* To do *
Tally the lines holding the word "data" and state the count by itself.

- - - - - - -

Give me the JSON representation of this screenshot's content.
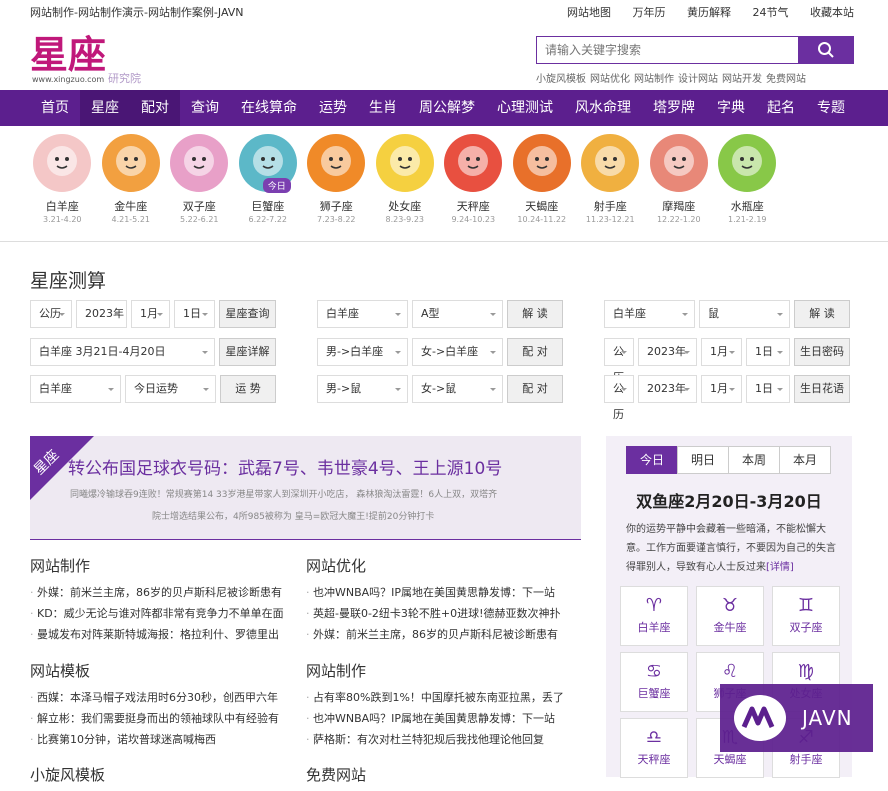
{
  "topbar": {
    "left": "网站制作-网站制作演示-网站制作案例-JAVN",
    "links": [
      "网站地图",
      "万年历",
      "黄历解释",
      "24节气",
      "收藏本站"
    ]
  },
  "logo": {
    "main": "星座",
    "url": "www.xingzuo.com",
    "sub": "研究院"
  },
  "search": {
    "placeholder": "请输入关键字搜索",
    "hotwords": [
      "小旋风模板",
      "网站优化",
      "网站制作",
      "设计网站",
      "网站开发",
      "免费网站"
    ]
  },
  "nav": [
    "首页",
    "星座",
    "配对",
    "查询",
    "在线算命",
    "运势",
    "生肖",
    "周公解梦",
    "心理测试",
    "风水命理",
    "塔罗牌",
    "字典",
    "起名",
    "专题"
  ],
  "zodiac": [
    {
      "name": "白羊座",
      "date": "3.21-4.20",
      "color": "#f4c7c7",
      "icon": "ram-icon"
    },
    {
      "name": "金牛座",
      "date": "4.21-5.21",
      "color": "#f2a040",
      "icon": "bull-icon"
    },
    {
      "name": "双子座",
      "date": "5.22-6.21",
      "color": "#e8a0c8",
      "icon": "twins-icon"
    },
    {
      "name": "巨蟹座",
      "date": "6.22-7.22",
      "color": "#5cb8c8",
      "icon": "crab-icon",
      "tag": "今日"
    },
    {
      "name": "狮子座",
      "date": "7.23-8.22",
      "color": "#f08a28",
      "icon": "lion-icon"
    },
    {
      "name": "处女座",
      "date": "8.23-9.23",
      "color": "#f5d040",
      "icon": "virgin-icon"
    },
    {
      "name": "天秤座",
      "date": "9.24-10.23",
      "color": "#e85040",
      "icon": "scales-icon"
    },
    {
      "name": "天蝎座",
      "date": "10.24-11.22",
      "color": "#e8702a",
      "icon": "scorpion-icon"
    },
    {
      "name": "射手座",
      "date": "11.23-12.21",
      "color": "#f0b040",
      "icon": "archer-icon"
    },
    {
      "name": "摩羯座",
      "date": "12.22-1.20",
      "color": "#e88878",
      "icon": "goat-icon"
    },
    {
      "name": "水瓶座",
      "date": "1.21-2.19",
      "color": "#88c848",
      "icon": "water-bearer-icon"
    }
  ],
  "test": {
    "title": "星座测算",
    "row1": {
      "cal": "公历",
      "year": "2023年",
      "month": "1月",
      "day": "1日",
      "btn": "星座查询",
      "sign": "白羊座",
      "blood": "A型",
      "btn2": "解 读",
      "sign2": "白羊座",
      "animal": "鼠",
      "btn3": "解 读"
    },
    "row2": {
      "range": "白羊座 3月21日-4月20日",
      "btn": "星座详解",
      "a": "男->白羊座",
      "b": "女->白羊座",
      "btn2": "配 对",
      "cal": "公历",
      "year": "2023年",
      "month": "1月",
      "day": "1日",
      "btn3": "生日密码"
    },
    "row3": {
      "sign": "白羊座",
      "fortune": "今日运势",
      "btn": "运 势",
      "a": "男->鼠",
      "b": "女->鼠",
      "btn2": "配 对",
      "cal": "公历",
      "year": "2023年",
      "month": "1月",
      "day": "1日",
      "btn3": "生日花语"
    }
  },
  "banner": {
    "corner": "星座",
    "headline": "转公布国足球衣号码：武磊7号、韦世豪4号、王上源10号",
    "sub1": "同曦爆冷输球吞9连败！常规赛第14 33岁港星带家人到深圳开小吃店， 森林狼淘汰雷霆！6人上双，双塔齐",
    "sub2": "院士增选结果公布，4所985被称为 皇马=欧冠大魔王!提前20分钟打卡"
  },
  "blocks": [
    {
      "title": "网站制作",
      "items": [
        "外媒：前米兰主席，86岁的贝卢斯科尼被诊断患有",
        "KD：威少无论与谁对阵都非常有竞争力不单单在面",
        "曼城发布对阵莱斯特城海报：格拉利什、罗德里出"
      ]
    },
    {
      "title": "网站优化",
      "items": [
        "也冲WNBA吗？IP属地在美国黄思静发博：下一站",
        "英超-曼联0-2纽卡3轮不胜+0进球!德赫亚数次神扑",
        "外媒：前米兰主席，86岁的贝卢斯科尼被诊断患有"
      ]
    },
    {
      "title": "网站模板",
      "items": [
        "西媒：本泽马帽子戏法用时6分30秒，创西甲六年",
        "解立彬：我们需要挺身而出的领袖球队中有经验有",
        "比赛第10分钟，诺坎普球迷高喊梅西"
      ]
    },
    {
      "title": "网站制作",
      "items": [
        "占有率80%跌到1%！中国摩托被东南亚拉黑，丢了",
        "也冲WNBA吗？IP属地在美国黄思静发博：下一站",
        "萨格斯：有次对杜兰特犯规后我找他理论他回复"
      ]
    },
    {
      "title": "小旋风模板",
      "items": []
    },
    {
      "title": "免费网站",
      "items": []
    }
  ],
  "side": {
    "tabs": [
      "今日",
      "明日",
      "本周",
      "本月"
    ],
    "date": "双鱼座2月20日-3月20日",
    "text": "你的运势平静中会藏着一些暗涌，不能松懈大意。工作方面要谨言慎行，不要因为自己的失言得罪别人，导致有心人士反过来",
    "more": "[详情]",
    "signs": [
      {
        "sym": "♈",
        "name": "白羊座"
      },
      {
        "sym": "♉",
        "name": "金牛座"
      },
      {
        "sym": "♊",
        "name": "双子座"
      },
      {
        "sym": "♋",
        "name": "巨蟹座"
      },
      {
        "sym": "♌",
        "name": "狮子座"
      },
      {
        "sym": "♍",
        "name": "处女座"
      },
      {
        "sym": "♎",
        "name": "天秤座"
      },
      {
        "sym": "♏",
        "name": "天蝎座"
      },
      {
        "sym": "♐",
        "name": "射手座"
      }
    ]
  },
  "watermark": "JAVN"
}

- - - - - - -

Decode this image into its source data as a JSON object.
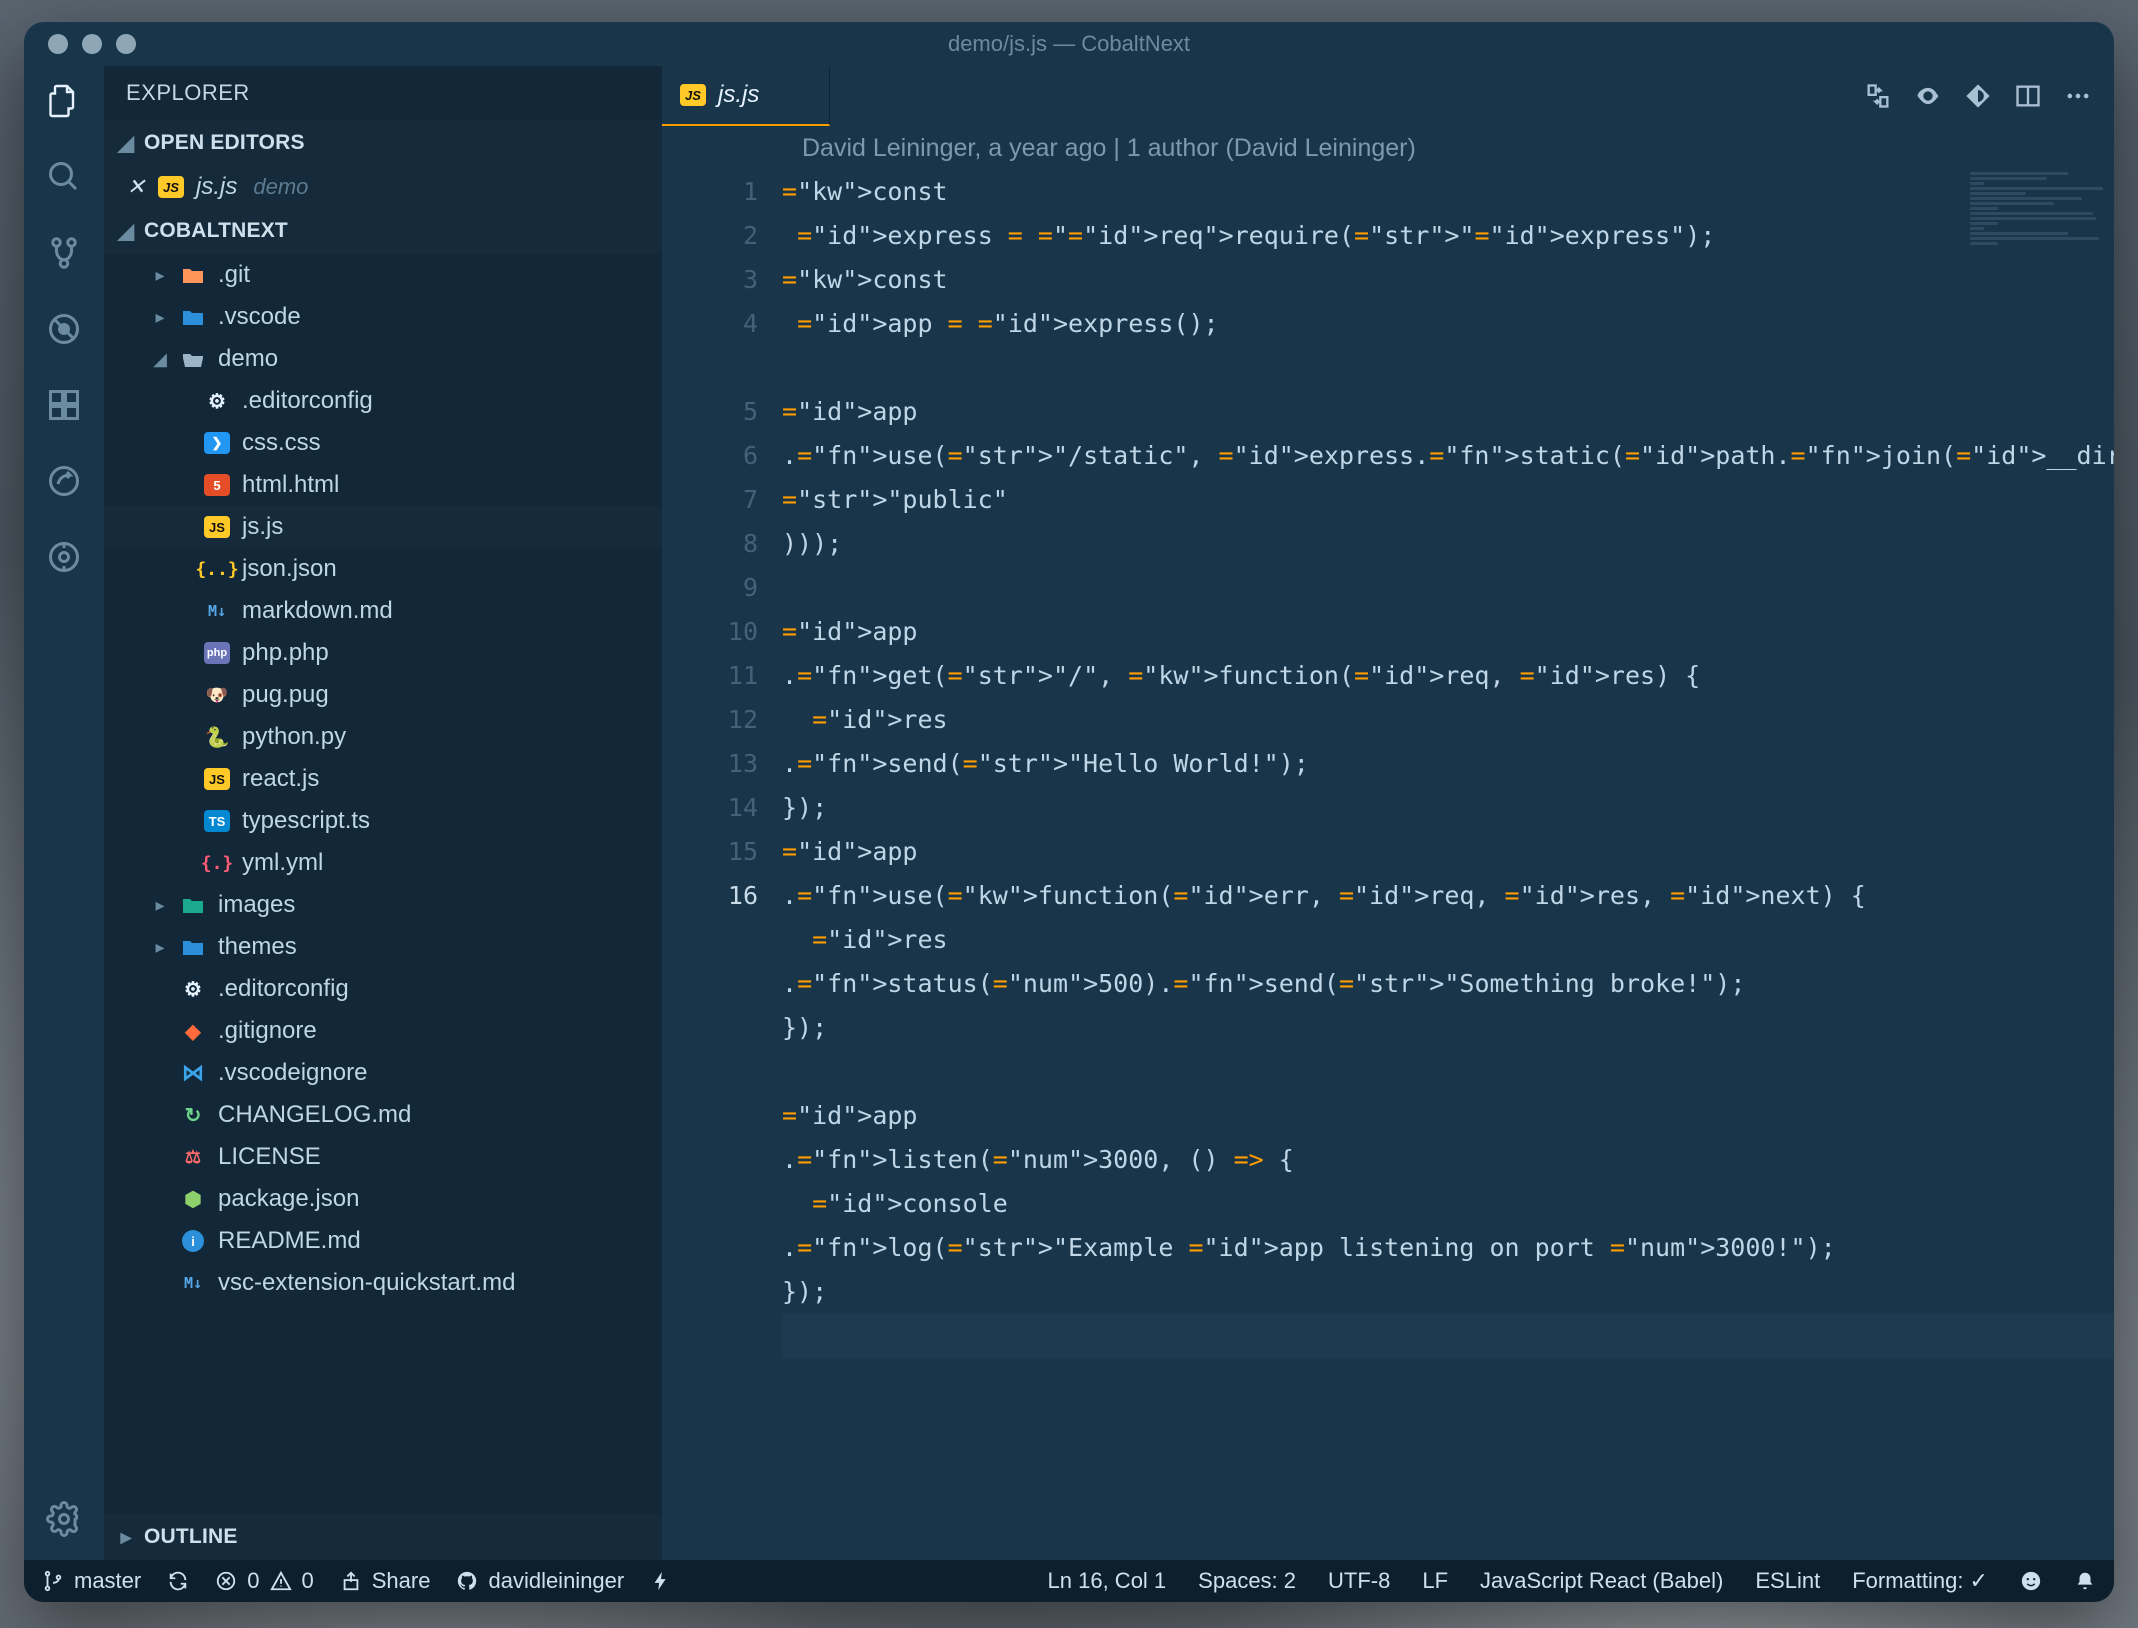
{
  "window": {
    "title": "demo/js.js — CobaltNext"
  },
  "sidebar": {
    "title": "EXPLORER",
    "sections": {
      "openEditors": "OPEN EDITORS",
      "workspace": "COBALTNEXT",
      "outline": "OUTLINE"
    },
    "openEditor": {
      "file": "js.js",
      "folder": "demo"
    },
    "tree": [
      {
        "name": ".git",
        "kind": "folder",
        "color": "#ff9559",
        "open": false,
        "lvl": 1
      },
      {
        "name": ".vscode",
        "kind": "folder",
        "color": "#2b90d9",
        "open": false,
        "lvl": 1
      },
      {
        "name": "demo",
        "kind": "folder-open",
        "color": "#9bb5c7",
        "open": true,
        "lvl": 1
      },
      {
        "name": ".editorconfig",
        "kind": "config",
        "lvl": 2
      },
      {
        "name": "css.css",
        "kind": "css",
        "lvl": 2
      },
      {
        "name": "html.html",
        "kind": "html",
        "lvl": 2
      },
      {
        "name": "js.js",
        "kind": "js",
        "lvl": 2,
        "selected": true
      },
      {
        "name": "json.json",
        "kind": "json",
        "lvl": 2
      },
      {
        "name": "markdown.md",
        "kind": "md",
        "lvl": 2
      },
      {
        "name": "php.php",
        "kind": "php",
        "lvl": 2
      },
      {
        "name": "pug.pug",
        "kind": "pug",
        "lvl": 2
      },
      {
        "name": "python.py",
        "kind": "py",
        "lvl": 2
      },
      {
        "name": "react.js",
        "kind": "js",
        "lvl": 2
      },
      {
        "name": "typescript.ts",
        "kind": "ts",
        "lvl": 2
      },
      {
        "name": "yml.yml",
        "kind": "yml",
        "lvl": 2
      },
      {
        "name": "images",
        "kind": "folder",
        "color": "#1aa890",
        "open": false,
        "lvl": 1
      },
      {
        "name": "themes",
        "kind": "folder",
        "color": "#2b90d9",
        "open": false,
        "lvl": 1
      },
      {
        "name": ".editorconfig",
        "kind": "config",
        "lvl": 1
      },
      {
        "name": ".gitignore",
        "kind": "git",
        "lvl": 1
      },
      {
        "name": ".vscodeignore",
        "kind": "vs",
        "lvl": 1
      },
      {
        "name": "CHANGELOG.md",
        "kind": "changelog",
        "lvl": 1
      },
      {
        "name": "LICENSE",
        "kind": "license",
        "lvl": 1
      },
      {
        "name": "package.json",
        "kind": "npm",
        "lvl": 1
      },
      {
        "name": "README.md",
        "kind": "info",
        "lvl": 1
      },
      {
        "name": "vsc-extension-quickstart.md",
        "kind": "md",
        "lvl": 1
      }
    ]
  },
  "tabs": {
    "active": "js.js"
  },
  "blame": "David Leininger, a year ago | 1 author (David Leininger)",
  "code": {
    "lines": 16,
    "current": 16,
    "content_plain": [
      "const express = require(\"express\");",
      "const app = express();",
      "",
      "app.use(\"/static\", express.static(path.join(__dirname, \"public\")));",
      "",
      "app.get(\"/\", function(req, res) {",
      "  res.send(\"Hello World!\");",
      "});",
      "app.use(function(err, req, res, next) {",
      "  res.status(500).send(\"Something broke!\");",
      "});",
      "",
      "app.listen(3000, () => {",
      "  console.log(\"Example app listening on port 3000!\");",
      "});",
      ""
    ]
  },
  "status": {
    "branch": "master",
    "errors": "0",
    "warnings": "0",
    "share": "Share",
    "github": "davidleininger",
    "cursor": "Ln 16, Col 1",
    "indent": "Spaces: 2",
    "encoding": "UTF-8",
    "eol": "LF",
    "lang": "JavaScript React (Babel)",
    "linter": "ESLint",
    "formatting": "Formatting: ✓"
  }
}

- - - - - - -

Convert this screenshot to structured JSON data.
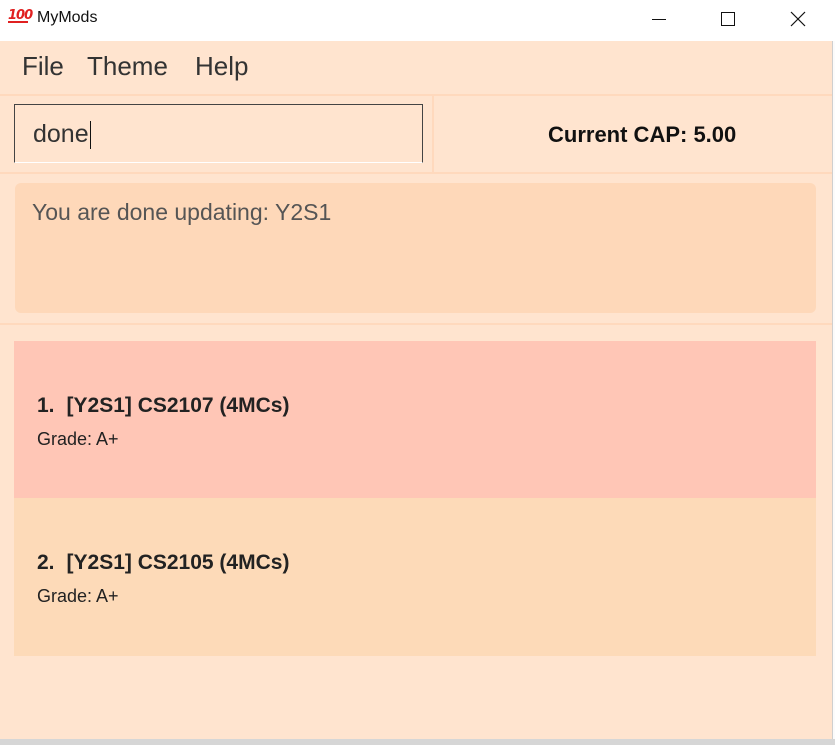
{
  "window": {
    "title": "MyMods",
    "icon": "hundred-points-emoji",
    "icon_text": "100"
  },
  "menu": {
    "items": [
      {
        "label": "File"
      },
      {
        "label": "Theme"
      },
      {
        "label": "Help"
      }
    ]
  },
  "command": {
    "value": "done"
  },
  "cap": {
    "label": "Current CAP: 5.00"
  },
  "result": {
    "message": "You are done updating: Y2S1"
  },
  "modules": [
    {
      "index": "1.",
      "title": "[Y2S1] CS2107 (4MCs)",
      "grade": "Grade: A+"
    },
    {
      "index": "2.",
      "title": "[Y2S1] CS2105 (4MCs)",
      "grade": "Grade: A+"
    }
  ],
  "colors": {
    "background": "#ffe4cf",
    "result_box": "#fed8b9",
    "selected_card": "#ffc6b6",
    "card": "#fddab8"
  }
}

- - - - - - -

* Written response *
2